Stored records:
** Begin **

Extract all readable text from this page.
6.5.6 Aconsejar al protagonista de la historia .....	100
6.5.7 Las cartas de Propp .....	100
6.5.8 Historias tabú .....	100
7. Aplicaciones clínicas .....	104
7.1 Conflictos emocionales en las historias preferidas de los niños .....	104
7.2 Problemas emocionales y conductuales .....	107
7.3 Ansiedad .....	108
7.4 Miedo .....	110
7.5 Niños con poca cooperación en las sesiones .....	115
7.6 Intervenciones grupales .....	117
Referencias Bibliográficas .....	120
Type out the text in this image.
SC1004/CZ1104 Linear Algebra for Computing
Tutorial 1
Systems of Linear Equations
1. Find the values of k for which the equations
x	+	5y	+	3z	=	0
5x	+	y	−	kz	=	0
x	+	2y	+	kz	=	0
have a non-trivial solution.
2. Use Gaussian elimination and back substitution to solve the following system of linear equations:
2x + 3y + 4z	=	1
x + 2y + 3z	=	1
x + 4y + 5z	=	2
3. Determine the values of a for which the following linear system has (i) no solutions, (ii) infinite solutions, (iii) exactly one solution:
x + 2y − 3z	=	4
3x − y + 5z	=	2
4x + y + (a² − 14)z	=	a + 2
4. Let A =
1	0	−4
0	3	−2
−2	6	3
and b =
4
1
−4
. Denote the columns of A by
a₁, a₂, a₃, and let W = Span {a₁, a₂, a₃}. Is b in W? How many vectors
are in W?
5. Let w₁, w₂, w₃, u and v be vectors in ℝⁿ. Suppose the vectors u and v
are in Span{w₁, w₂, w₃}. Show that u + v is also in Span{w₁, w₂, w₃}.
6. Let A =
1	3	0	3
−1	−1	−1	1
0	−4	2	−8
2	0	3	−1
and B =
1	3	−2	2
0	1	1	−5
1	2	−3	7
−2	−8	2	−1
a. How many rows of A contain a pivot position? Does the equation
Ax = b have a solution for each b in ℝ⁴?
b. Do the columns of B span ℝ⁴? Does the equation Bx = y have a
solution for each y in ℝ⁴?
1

** End **

Look for the word "which" and return every line where it occurs.

## Exercise output
1. Find the values of k for which the equations
3. Determine the values of a for which the following linear system has (i) no solutions, (ii) infinite solutions, (iii) exactly one solution:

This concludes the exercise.